- **Records to process**
━━━━━━━━

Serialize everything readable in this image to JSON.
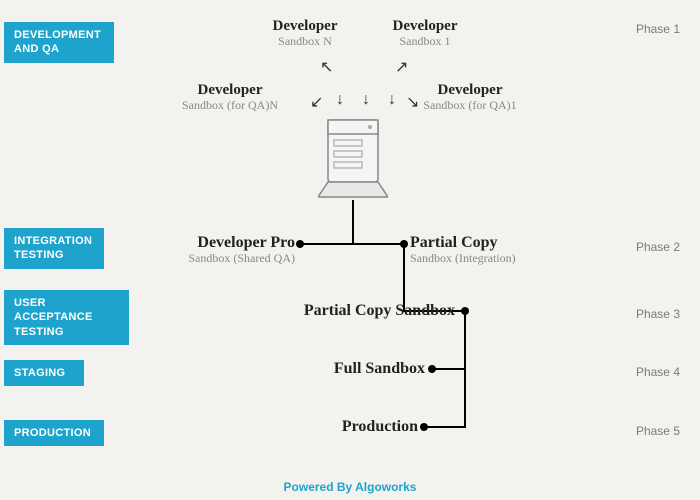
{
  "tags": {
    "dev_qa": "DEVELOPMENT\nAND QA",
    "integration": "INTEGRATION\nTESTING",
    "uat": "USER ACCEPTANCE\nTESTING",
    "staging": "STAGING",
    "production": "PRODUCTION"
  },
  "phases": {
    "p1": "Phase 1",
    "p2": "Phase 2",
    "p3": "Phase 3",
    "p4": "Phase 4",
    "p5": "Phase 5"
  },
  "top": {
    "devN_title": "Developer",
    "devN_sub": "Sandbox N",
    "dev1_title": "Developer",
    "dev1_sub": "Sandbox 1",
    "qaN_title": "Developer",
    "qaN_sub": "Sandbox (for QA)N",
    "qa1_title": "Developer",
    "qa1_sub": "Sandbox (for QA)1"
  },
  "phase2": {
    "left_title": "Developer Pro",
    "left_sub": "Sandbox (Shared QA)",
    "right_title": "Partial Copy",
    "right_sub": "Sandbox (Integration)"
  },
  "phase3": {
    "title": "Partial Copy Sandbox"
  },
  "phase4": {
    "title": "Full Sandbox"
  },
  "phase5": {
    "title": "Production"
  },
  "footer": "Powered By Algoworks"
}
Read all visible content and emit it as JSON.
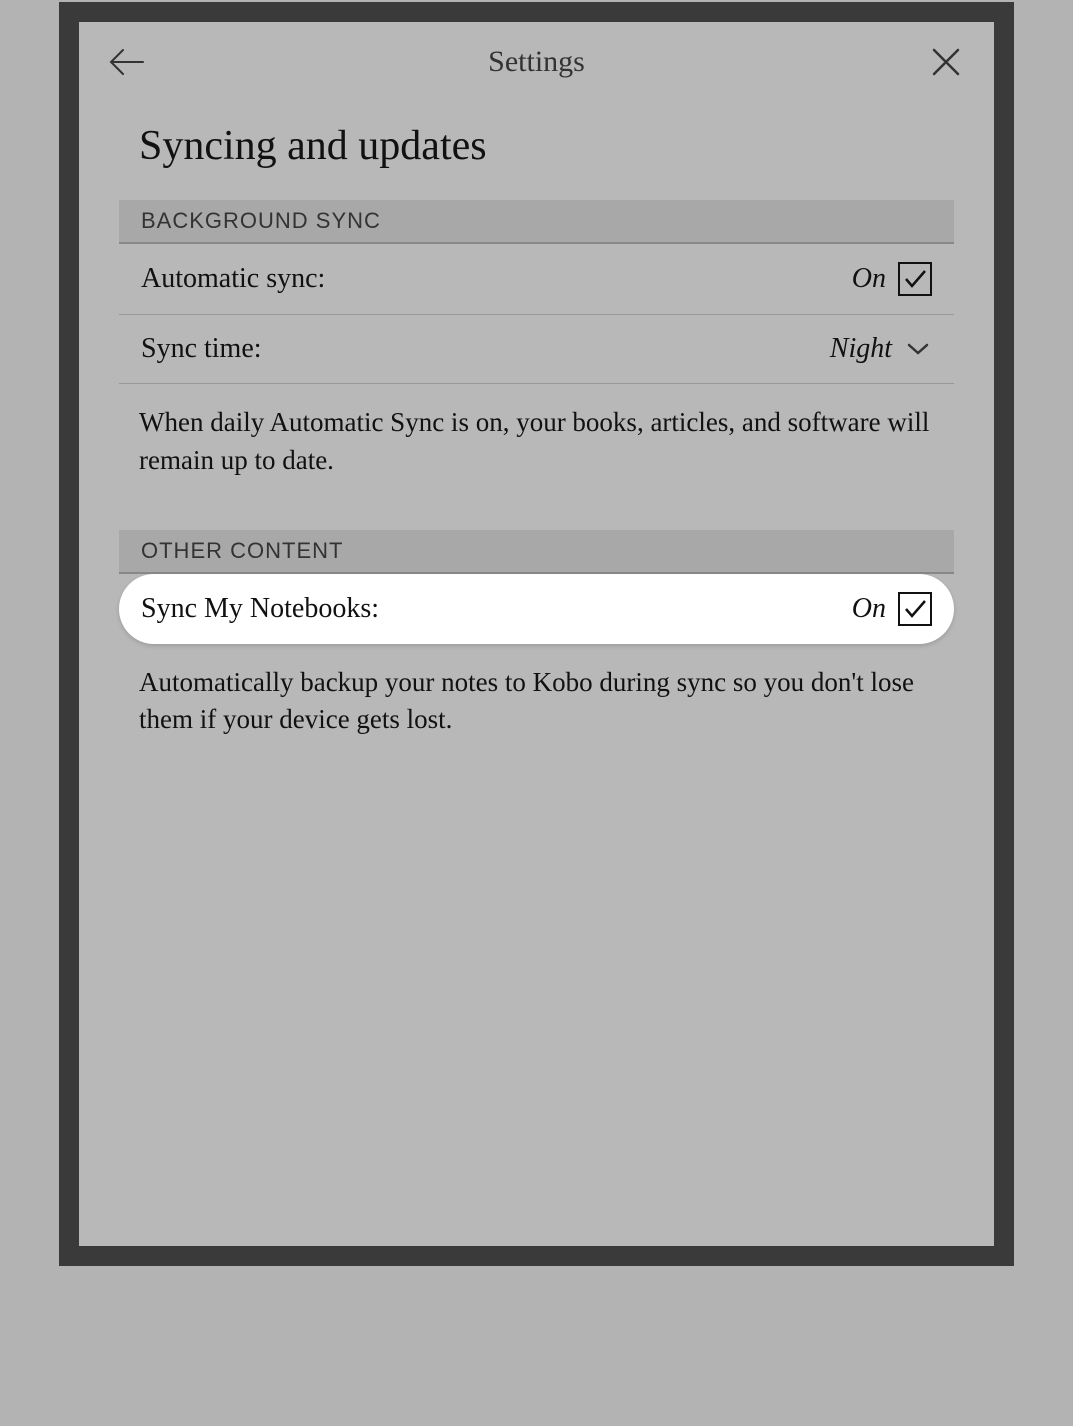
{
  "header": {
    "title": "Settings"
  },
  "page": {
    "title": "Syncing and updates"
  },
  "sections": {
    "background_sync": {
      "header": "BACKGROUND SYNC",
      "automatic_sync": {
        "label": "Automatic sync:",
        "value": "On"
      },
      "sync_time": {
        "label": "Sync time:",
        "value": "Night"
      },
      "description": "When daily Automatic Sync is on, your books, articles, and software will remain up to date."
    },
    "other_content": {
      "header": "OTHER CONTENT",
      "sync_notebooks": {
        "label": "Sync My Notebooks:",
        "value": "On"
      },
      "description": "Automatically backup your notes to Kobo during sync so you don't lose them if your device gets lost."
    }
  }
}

━━━━━━━━

- **Task directions**
Copy every line of the data exactly as written, excluding the pictures.

- **Final answer**
Serialize everything readable in this image to JSON.
{
  "tags": {
    "dev_qa": "DEVELOPMENT\nAND QA",
    "integration": "INTEGRATION\nTESTING",
    "uat": "USER ACCEPTANCE\nTESTING",
    "staging": "STAGING",
    "production": "PRODUCTION"
  },
  "phases": {
    "p1": "Phase 1",
    "p2": "Phase 2",
    "p3": "Phase 3",
    "p4": "Phase 4",
    "p5": "Phase 5"
  },
  "top": {
    "devN_title": "Developer",
    "devN_sub": "Sandbox N",
    "dev1_title": "Developer",
    "dev1_sub": "Sandbox 1",
    "qaN_title": "Developer",
    "qaN_sub": "Sandbox (for QA)N",
    "qa1_title": "Developer",
    "qa1_sub": "Sandbox (for QA)1"
  },
  "phase2": {
    "left_title": "Developer Pro",
    "left_sub": "Sandbox (Shared QA)",
    "right_title": "Partial Copy",
    "right_sub": "Sandbox (Integration)"
  },
  "phase3": {
    "title": "Partial Copy Sandbox"
  },
  "phase4": {
    "title": "Full Sandbox"
  },
  "phase5": {
    "title": "Production"
  },
  "footer": "Powered By Algoworks"
}
Read all visible content and emit it as JSON.
{
  "header": {
    "title": "Settings"
  },
  "page": {
    "title": "Syncing and updates"
  },
  "sections": {
    "background_sync": {
      "header": "BACKGROUND SYNC",
      "automatic_sync": {
        "label": "Automatic sync:",
        "value": "On"
      },
      "sync_time": {
        "label": "Sync time:",
        "value": "Night"
      },
      "description": "When daily Automatic Sync is on, your books, articles, and software will remain up to date."
    },
    "other_content": {
      "header": "OTHER CONTENT",
      "sync_notebooks": {
        "label": "Sync My Notebooks:",
        "value": "On"
      },
      "description": "Automatically backup your notes to Kobo during sync so you don't lose them if your device gets lost."
    }
  }
}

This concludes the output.